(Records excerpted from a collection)

____________________

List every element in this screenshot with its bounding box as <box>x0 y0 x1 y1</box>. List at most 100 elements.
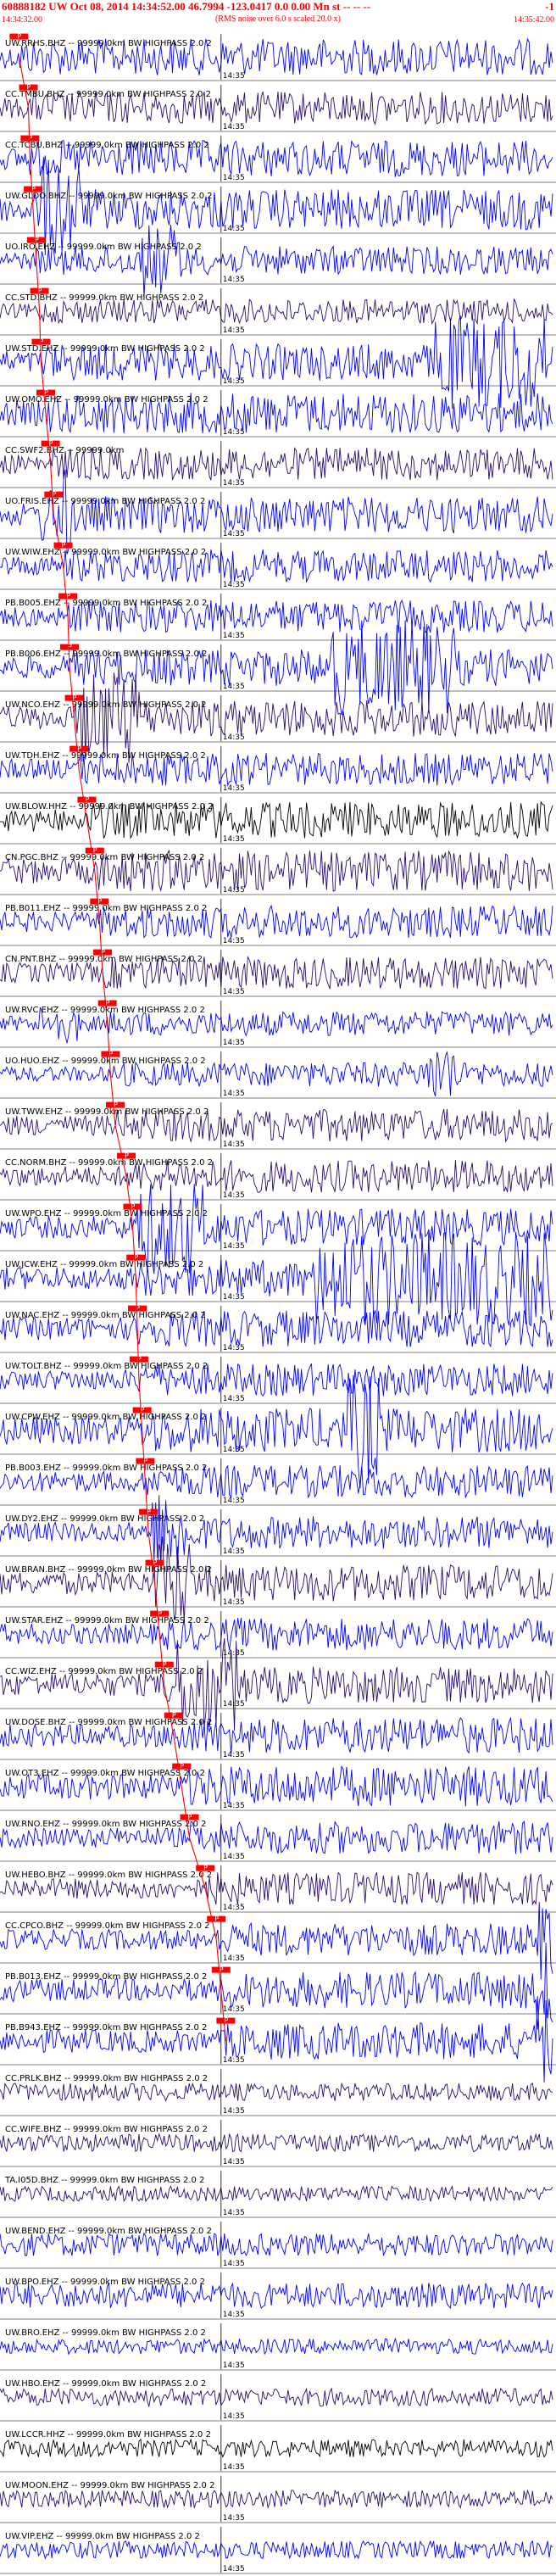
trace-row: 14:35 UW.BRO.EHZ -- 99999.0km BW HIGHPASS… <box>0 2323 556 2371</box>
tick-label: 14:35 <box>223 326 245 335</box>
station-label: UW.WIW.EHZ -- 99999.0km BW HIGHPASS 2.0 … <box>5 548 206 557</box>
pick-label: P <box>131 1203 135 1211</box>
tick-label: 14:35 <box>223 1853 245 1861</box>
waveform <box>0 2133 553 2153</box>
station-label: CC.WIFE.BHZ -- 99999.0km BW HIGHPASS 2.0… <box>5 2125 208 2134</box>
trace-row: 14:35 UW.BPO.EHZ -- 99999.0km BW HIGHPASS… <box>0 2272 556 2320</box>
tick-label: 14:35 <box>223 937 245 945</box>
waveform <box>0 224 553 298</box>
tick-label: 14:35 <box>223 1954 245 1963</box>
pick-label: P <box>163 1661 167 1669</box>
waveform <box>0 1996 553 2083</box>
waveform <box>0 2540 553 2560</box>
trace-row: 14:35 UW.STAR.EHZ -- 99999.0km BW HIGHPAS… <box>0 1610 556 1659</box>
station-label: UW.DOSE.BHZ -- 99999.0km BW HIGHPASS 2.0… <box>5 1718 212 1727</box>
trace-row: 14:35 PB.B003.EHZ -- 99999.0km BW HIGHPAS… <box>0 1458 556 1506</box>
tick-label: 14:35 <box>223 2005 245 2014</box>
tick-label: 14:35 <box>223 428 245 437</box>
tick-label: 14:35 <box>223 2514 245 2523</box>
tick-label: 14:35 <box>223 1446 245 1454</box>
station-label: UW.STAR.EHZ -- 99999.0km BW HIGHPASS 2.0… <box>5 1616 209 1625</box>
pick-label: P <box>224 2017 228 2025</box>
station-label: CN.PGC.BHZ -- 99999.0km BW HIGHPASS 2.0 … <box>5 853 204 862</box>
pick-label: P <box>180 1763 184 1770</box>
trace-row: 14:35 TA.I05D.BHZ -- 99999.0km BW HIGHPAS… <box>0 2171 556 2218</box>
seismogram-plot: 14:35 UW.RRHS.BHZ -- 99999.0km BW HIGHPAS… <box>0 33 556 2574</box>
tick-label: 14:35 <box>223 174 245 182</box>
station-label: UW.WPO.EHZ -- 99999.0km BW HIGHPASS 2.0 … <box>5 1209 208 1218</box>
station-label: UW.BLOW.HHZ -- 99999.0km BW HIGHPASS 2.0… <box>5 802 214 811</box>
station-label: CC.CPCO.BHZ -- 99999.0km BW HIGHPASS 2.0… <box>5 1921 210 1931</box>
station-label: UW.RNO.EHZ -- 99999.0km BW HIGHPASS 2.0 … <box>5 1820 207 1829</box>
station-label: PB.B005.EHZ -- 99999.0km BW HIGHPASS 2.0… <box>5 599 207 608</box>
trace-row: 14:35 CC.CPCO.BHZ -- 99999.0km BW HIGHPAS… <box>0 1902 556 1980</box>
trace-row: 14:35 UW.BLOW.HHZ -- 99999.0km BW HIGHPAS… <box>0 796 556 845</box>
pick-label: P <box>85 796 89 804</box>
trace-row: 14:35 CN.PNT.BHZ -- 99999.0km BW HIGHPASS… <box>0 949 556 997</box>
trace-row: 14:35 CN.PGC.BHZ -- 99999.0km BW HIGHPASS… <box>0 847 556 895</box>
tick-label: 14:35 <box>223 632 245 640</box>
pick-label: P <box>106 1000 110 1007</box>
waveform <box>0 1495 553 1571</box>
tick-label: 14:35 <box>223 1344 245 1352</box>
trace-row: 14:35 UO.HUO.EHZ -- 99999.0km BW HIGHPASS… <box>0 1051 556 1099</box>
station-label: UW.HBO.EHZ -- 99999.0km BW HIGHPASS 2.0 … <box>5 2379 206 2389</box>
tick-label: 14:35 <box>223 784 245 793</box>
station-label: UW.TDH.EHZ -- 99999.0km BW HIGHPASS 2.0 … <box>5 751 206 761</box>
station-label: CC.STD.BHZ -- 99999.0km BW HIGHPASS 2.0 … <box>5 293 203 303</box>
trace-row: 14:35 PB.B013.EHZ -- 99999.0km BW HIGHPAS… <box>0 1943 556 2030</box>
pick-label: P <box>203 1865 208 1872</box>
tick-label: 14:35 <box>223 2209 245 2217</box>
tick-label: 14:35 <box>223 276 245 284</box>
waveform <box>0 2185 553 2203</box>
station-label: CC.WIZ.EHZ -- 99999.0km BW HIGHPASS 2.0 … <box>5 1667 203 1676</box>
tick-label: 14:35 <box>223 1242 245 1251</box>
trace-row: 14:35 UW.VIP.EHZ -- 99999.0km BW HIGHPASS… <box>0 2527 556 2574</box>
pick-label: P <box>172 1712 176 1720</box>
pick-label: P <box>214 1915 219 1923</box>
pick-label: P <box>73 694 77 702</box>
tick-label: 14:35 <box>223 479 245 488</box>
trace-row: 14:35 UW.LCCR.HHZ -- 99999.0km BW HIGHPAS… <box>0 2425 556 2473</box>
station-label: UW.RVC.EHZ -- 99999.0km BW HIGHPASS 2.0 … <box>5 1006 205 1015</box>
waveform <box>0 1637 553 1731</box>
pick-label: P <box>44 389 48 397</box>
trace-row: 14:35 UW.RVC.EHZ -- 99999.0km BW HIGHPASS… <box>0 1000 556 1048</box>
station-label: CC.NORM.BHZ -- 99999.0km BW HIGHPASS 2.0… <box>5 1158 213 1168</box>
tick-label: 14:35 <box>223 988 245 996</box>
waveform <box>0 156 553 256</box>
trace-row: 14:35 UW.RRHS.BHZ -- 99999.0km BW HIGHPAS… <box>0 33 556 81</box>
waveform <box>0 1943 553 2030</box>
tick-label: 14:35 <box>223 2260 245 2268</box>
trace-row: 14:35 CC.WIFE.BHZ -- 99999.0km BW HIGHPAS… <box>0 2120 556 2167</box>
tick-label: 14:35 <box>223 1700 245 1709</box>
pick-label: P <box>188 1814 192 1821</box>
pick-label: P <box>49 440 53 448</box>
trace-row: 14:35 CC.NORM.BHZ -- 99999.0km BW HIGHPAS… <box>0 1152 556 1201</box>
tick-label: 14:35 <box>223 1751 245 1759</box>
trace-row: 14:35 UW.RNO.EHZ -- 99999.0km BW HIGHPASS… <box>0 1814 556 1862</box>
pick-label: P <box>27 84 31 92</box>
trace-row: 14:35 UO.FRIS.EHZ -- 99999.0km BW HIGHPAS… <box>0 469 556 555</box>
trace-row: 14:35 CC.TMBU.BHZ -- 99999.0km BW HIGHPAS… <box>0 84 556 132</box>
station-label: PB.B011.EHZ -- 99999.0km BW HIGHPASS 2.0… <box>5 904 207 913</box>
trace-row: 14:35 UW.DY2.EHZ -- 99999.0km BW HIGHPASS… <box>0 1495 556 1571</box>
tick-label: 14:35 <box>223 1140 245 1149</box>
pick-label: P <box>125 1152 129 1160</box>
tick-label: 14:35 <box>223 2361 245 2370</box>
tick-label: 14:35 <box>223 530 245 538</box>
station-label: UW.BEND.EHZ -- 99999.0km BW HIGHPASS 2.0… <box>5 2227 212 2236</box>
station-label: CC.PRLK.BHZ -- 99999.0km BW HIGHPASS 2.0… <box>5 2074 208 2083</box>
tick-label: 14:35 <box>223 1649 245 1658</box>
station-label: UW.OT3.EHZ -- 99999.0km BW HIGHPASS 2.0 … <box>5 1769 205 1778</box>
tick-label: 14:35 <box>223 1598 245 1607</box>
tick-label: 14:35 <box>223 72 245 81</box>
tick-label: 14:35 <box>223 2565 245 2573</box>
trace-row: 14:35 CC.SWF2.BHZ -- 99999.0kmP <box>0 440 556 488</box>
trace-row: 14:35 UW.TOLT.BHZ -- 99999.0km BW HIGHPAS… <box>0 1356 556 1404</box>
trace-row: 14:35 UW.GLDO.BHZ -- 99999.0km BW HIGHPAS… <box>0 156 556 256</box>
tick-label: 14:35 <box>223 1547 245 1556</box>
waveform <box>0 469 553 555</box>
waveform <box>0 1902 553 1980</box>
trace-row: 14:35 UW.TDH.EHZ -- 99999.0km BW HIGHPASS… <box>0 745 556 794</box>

____________________

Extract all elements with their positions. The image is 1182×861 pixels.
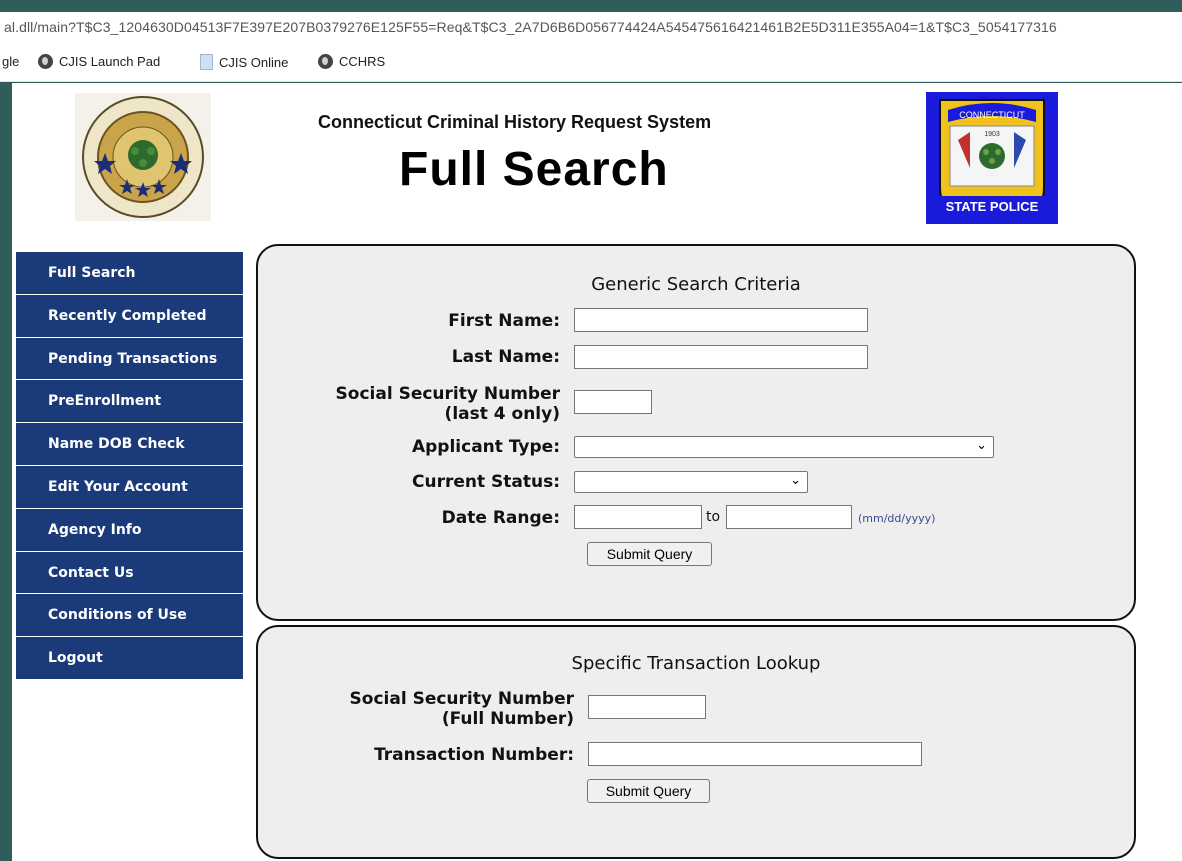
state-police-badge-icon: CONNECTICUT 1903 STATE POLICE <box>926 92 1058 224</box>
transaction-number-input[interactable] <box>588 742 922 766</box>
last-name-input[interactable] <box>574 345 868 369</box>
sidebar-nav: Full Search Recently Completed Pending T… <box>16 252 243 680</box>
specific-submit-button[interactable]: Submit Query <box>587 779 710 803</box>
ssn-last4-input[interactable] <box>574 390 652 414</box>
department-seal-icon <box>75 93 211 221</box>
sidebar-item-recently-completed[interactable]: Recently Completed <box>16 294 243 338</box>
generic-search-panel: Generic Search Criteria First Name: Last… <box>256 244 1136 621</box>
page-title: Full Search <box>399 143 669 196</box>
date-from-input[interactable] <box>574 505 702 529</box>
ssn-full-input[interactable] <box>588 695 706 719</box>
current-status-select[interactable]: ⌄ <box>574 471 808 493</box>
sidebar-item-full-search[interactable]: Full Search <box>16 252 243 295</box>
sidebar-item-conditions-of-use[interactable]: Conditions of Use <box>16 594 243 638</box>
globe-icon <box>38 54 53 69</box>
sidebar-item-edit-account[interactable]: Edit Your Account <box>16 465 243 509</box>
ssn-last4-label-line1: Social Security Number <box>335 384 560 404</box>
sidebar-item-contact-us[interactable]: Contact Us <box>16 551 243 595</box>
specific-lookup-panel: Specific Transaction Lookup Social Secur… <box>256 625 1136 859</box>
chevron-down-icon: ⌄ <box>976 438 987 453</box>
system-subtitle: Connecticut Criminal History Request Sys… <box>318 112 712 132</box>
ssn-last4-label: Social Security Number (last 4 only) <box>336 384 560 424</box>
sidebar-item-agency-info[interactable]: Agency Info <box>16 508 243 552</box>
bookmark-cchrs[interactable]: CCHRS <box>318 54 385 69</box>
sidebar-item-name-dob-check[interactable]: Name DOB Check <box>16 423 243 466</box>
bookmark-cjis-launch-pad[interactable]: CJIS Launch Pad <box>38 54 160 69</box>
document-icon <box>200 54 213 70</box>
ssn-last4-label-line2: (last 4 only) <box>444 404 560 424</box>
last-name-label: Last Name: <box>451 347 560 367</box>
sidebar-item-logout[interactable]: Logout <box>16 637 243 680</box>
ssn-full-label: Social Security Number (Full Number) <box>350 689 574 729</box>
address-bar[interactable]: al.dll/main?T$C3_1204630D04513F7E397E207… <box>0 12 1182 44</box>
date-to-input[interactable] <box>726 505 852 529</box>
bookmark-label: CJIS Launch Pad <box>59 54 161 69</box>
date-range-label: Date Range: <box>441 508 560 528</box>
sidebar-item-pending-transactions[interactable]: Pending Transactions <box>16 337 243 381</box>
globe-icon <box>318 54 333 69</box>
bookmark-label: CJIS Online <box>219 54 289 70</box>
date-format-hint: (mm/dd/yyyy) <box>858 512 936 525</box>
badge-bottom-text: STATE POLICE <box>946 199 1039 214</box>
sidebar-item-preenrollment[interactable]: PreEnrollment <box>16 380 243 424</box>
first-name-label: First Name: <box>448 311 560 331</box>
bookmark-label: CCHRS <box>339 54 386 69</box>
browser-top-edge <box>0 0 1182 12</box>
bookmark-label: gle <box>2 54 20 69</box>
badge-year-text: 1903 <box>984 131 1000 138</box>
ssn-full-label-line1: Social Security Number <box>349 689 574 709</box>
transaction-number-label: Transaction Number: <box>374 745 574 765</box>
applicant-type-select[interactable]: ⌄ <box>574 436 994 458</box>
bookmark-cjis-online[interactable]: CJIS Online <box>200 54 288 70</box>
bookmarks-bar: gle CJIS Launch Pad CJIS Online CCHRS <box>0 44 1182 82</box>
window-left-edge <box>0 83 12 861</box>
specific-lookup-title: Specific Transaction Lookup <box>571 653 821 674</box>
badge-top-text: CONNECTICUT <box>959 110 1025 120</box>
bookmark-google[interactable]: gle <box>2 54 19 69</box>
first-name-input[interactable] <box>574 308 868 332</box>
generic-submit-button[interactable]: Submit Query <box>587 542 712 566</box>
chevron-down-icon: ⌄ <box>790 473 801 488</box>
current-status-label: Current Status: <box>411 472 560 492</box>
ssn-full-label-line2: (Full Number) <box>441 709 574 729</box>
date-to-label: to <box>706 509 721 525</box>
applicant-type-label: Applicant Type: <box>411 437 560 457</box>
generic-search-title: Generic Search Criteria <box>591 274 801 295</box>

____________________

DIRECTION | Output the listing lines from the one containing "state-police-badge-icon: CONNECTICUT 1903" through the one containing "sidebar-nav: Full Search", both included, reproduced exactly.

CORRECT OUTPUT |
state-police-badge-icon: CONNECTICUT 1903 STATE POLICE <box>926 92 1058 224</box>
transaction-number-input[interactable] <box>588 742 922 766</box>
last-name-input[interactable] <box>574 345 868 369</box>
sidebar-nav: Full Search Recently Completed Pending T… <box>16 252 243 680</box>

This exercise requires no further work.